SOURCE
# Tombstone Stencil Technique



## MasterGracey1 (Mar 31, 2019)

Love the look!


----------



## VladtheImpaler666 (Sep 13, 2018)

Terra, I'm about to start on my first tombstone ever (your Youtube videos are a big help btw). I bought original Drylok (white). Didn't see a gray variety. Does that matter? Would you suggest I do 50/50 mix with black latex paint to get a neutral gray? Also when do you opt for brushing on acetone vs spray paint to eat away at the foam?


----------



## ghostlland820 (Jan 11, 2014)

Beautiful. What adhesive do you use to glue your foam pieces?


----------



## Terra (Sep 23, 2007)

VladtheImpaler666 said:


> Terra, I'm about to start on my first tombstone ever (your Youtube videos are a big help btw). I bought original Drylok (white). Didn't see a gray variety. Does that matter? Would you suggest I do 50/50 mix with black latex paint to get a neutral gray? Also when do you opt for brushing on acetone vs spray paint to eat away at the foam?


Sorry it took me so long to respond to this. You could go ahead and add black paint to it but add a little at a time until you get the color you are looking for. I don't think you'd need much. Alternately, you can bring the Drylok back to the store and have them tint it for you. They have the formulations from Drylok in their computer. 

I like brushing the acetone when I want more control. But for this stone the spray paint was perfect.


----------



## Terra (Sep 23, 2007)

ghostlland820 said:


> Beautiful. What adhesive do you use to glue your foam pieces?


Sorry it took me so long to reply to this question. Back them I used Loctite foamboard adhesive but they don't make it anymore. Here is a video showing my search to find a better glue. There are several to choose from - depending on your need:


----------



## VladtheImpaler666 (Sep 13, 2018)

[mention]Terra [/mention] Here’s my obelisk using your stencil approach. It’s nearly done save for 1 or 2 more tea stains. Overall I’m very pleased. Just wondering if this ever happened to you....the top vertical portion stencils worked beautifully. But the bottom Celtic cross, same foam board, I could not get the spray paint to eat away at the foam as effectively. And I hit it hard MANY times and even tried couple differently spray paints. I just don’t get it. (But generally just as well...nothing wrong with bottom piece showing different uneven wear as compared to top). 


















Sent from my iPhone using Tapatalk


----------



## Terra (Sep 23, 2007)

Your stone looks amazing!

EXERCISE OBJECTIVE
In the tombstone stencil thread, which adhesive did Terra use at that time to glue foam pieces? The lines after this point are separate material from the tombstone thread.

(Stored data)
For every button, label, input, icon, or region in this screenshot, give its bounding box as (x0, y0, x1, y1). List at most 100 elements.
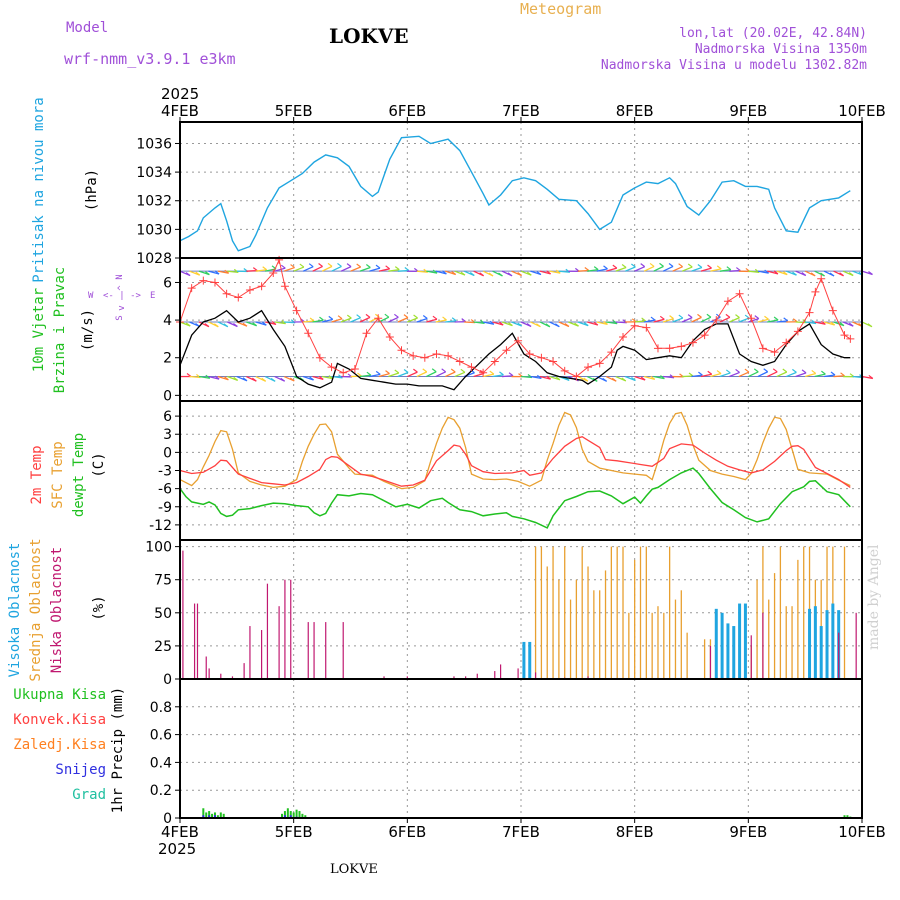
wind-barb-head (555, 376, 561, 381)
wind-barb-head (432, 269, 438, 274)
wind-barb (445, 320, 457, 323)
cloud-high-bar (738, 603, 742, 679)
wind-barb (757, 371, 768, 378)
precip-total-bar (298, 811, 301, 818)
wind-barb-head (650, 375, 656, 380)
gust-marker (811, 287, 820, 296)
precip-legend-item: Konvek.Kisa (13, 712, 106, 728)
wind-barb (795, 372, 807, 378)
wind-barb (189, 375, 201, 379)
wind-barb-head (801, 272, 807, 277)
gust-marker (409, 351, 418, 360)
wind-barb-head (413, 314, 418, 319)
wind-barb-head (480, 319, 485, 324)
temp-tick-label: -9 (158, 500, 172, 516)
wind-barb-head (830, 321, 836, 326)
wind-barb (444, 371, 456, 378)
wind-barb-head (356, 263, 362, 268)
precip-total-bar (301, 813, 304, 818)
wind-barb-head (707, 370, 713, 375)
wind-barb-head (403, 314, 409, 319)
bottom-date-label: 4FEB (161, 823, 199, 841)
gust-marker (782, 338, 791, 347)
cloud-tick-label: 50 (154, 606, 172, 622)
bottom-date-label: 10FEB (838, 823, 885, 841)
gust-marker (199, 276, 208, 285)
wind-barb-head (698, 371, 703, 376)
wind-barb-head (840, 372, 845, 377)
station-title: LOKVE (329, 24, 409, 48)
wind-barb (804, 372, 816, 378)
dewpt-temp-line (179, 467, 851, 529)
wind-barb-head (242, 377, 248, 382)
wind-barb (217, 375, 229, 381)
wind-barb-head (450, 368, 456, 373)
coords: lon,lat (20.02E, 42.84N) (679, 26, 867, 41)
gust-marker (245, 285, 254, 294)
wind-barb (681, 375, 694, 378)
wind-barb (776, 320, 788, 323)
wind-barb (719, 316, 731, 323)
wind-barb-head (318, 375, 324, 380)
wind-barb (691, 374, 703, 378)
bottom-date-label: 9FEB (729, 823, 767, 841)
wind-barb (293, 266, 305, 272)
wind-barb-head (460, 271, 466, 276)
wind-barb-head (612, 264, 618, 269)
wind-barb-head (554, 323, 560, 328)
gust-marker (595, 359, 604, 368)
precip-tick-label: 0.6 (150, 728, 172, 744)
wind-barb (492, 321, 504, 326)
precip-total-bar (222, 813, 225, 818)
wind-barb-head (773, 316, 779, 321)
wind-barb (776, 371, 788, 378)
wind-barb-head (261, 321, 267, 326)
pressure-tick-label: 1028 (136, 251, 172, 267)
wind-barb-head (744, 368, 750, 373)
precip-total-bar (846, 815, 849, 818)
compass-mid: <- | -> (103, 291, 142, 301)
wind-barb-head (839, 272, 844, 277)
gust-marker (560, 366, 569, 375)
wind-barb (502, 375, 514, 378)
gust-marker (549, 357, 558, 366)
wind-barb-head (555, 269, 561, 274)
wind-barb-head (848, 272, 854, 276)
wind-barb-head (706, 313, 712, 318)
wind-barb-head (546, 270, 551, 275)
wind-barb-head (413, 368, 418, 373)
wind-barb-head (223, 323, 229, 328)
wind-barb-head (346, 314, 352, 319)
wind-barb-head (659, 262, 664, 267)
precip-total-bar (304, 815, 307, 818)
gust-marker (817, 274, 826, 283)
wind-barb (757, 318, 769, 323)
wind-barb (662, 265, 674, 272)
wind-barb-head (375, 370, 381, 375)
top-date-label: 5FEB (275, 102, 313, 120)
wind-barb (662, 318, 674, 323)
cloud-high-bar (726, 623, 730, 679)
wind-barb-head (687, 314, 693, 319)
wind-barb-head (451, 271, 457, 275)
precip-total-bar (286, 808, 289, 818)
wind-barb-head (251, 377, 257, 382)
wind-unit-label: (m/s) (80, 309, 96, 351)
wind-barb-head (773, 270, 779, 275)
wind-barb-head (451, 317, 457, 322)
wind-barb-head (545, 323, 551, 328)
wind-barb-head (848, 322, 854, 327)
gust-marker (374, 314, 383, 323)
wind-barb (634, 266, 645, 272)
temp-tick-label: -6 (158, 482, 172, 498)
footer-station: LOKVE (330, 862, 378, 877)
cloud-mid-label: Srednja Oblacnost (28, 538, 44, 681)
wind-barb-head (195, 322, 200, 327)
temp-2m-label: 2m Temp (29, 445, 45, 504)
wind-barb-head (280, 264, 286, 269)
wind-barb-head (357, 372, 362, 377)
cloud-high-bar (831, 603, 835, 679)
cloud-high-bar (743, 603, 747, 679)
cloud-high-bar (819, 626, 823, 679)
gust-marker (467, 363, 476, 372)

RESULT OF THIS EXERCISE
Loctite foamboard adhesive.